Exercise objective
Exactly repeat all the records below, omitting the images they hold.
[START Provided data]
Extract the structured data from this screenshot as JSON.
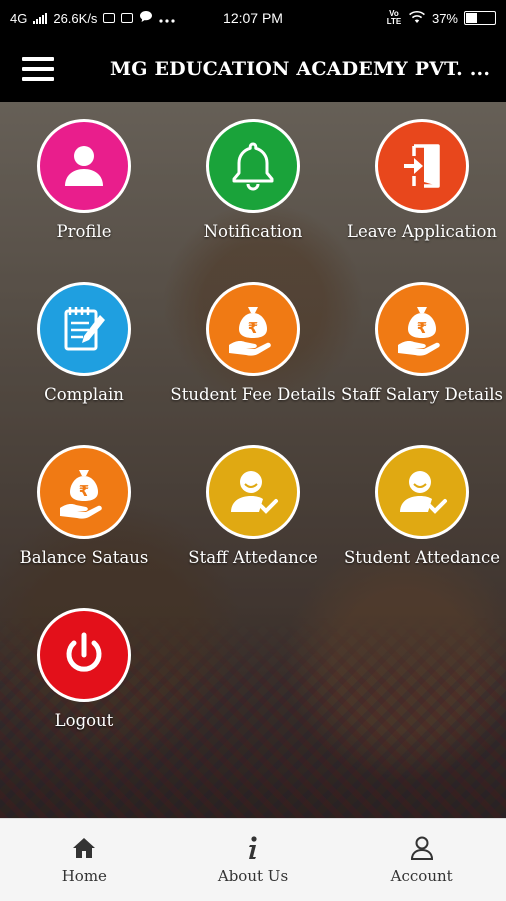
{
  "status_bar": {
    "network": "4G",
    "speed": "26.6K/s",
    "time": "12:07 PM",
    "volte": "Vo LTE",
    "battery": "37%",
    "battery_level": 0.37
  },
  "app_bar": {
    "title": "MG EDUCATION ACADEMY PVT. ..."
  },
  "tiles": [
    {
      "label": "Profile",
      "icon": "person-icon",
      "color": "#e91e8c"
    },
    {
      "label": "Notification",
      "icon": "bell-icon",
      "color": "#1aa33a"
    },
    {
      "label": "Leave Application",
      "icon": "exit-door-icon",
      "color": "#e8471c"
    },
    {
      "label": "Complain",
      "icon": "notepad-pen-icon",
      "color": "#1f9fe0"
    },
    {
      "label": "Student Fee Details",
      "icon": "rupee-bag-hand-icon",
      "color": "#f07a14"
    },
    {
      "label": "Staff Salary Details",
      "icon": "rupee-bag-hand-icon",
      "color": "#f07a14"
    },
    {
      "label": "Balance Sataus",
      "icon": "rupee-bag-hand-icon",
      "color": "#f07a14"
    },
    {
      "label": "Staff Attedance",
      "icon": "user-check-icon",
      "color": "#e0a912"
    },
    {
      "label": "Student Attedance",
      "icon": "user-check-icon",
      "color": "#e0a912"
    },
    {
      "label": "Logout",
      "icon": "power-icon",
      "color": "#e3101a"
    }
  ],
  "bottom_nav": [
    {
      "label": "Home",
      "icon": "home-icon"
    },
    {
      "label": "About Us",
      "icon": "info-icon"
    },
    {
      "label": "Account",
      "icon": "account-icon"
    }
  ]
}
[END Provided data]
Complete output
Extract the structured data from this screenshot as JSON.
{
  "status_bar": {
    "network": "4G",
    "speed": "26.6K/s",
    "time": "12:07 PM",
    "volte": "Vo LTE",
    "battery": "37%",
    "battery_level": 0.37
  },
  "app_bar": {
    "title": "MG EDUCATION ACADEMY PVT. ..."
  },
  "tiles": [
    {
      "label": "Profile",
      "icon": "person-icon",
      "color": "#e91e8c"
    },
    {
      "label": "Notification",
      "icon": "bell-icon",
      "color": "#1aa33a"
    },
    {
      "label": "Leave Application",
      "icon": "exit-door-icon",
      "color": "#e8471c"
    },
    {
      "label": "Complain",
      "icon": "notepad-pen-icon",
      "color": "#1f9fe0"
    },
    {
      "label": "Student Fee Details",
      "icon": "rupee-bag-hand-icon",
      "color": "#f07a14"
    },
    {
      "label": "Staff Salary Details",
      "icon": "rupee-bag-hand-icon",
      "color": "#f07a14"
    },
    {
      "label": "Balance Sataus",
      "icon": "rupee-bag-hand-icon",
      "color": "#f07a14"
    },
    {
      "label": "Staff Attedance",
      "icon": "user-check-icon",
      "color": "#e0a912"
    },
    {
      "label": "Student Attedance",
      "icon": "user-check-icon",
      "color": "#e0a912"
    },
    {
      "label": "Logout",
      "icon": "power-icon",
      "color": "#e3101a"
    }
  ],
  "bottom_nav": [
    {
      "label": "Home",
      "icon": "home-icon"
    },
    {
      "label": "About Us",
      "icon": "info-icon"
    },
    {
      "label": "Account",
      "icon": "account-icon"
    }
  ]
}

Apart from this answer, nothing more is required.